-- start of Records supplied --
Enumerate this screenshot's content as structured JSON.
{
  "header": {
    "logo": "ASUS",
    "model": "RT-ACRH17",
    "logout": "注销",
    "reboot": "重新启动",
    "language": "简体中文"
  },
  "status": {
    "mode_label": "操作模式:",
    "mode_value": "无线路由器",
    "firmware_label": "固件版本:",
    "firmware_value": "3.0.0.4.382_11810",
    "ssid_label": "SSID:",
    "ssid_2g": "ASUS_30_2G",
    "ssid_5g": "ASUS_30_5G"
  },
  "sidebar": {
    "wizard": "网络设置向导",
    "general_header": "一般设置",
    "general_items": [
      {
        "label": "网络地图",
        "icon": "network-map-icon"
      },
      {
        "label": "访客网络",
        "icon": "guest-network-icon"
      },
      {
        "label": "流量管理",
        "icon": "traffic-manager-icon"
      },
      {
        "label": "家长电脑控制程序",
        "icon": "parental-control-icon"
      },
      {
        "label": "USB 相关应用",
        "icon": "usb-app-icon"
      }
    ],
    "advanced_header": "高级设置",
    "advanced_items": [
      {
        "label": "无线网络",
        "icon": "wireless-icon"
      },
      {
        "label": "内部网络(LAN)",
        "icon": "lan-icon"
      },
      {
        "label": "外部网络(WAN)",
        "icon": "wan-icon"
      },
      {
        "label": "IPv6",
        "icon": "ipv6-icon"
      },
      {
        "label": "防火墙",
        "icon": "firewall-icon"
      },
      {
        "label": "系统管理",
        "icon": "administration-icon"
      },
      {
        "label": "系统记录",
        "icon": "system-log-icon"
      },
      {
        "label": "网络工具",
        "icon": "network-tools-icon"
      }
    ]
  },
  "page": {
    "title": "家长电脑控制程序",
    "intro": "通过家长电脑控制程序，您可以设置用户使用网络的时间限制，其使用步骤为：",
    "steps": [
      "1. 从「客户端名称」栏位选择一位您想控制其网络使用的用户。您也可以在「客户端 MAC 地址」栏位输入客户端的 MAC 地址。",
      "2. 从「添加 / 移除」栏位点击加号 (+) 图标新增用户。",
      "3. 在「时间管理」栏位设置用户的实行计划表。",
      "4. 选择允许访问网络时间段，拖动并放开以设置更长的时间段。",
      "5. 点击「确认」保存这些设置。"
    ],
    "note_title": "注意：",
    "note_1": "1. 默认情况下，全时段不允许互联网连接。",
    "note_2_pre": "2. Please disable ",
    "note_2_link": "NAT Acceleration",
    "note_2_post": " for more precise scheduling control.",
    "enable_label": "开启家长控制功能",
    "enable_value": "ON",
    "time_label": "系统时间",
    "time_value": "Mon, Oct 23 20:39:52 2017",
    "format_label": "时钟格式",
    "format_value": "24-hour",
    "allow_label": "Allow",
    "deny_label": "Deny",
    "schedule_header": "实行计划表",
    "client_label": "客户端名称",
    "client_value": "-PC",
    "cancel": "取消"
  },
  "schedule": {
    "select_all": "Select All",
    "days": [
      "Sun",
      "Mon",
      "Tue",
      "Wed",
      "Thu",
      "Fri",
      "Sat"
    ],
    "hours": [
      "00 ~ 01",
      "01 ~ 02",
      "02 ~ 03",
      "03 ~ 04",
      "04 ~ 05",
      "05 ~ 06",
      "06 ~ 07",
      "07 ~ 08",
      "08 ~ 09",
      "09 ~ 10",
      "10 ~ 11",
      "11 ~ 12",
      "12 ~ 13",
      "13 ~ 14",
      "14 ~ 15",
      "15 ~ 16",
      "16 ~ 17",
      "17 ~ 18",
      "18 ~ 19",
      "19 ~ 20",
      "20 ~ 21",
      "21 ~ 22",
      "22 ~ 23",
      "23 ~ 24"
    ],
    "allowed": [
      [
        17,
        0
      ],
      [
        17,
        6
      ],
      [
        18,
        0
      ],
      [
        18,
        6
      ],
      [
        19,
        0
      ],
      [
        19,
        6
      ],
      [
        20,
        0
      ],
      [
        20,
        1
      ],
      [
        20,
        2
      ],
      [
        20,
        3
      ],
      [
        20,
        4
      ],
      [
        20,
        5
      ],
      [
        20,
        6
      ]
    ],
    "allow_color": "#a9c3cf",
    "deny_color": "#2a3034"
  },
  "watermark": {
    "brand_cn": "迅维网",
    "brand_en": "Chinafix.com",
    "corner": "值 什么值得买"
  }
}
-- end of Records supplied --
Aim:
Reproduce each record exactly as it appears.

Expected output:
Enumerate this screenshot's content as structured JSON.
{
  "header": {
    "logo": "ASUS",
    "model": "RT-ACRH17",
    "logout": "注销",
    "reboot": "重新启动",
    "language": "简体中文"
  },
  "status": {
    "mode_label": "操作模式:",
    "mode_value": "无线路由器",
    "firmware_label": "固件版本:",
    "firmware_value": "3.0.0.4.382_11810",
    "ssid_label": "SSID:",
    "ssid_2g": "ASUS_30_2G",
    "ssid_5g": "ASUS_30_5G"
  },
  "sidebar": {
    "wizard": "网络设置向导",
    "general_header": "一般设置",
    "general_items": [
      {
        "label": "网络地图",
        "icon": "network-map-icon"
      },
      {
        "label": "访客网络",
        "icon": "guest-network-icon"
      },
      {
        "label": "流量管理",
        "icon": "traffic-manager-icon"
      },
      {
        "label": "家长电脑控制程序",
        "icon": "parental-control-icon"
      },
      {
        "label": "USB 相关应用",
        "icon": "usb-app-icon"
      }
    ],
    "advanced_header": "高级设置",
    "advanced_items": [
      {
        "label": "无线网络",
        "icon": "wireless-icon"
      },
      {
        "label": "内部网络(LAN)",
        "icon": "lan-icon"
      },
      {
        "label": "外部网络(WAN)",
        "icon": "wan-icon"
      },
      {
        "label": "IPv6",
        "icon": "ipv6-icon"
      },
      {
        "label": "防火墙",
        "icon": "firewall-icon"
      },
      {
        "label": "系统管理",
        "icon": "administration-icon"
      },
      {
        "label": "系统记录",
        "icon": "system-log-icon"
      },
      {
        "label": "网络工具",
        "icon": "network-tools-icon"
      }
    ]
  },
  "page": {
    "title": "家长电脑控制程序",
    "intro": "通过家长电脑控制程序，您可以设置用户使用网络的时间限制，其使用步骤为：",
    "steps": [
      "1. 从「客户端名称」栏位选择一位您想控制其网络使用的用户。您也可以在「客户端 MAC 地址」栏位输入客户端的 MAC 地址。",
      "2. 从「添加 / 移除」栏位点击加号 (+) 图标新增用户。",
      "3. 在「时间管理」栏位设置用户的实行计划表。",
      "4. 选择允许访问网络时间段，拖动并放开以设置更长的时间段。",
      "5. 点击「确认」保存这些设置。"
    ],
    "note_title": "注意：",
    "note_1": "1. 默认情况下，全时段不允许互联网连接。",
    "note_2_pre": "2. Please disable ",
    "note_2_link": "NAT Acceleration",
    "note_2_post": " for more precise scheduling control.",
    "enable_label": "开启家长控制功能",
    "enable_value": "ON",
    "time_label": "系统时间",
    "time_value": "Mon, Oct 23 20:39:52 2017",
    "format_label": "时钟格式",
    "format_value": "24-hour",
    "allow_label": "Allow",
    "deny_label": "Deny",
    "schedule_header": "实行计划表",
    "client_label": "客户端名称",
    "client_value": "-PC",
    "cancel": "取消"
  },
  "schedule": {
    "select_all": "Select All",
    "days": [
      "Sun",
      "Mon",
      "Tue",
      "Wed",
      "Thu",
      "Fri",
      "Sat"
    ],
    "hours": [
      "00 ~ 01",
      "01 ~ 02",
      "02 ~ 03",
      "03 ~ 04",
      "04 ~ 05",
      "05 ~ 06",
      "06 ~ 07",
      "07 ~ 08",
      "08 ~ 09",
      "09 ~ 10",
      "10 ~ 11",
      "11 ~ 12",
      "12 ~ 13",
      "13 ~ 14",
      "14 ~ 15",
      "15 ~ 16",
      "16 ~ 17",
      "17 ~ 18",
      "18 ~ 19",
      "19 ~ 20",
      "20 ~ 21",
      "21 ~ 22",
      "22 ~ 23",
      "23 ~ 24"
    ],
    "allowed": [
      [
        17,
        0
      ],
      [
        17,
        6
      ],
      [
        18,
        0
      ],
      [
        18,
        6
      ],
      [
        19,
        0
      ],
      [
        19,
        6
      ],
      [
        20,
        0
      ],
      [
        20,
        1
      ],
      [
        20,
        2
      ],
      [
        20,
        3
      ],
      [
        20,
        4
      ],
      [
        20,
        5
      ],
      [
        20,
        6
      ]
    ],
    "allow_color": "#a9c3cf",
    "deny_color": "#2a3034"
  },
  "watermark": {
    "brand_cn": "迅维网",
    "brand_en": "Chinafix.com",
    "corner": "值 什么值得买"
  }
}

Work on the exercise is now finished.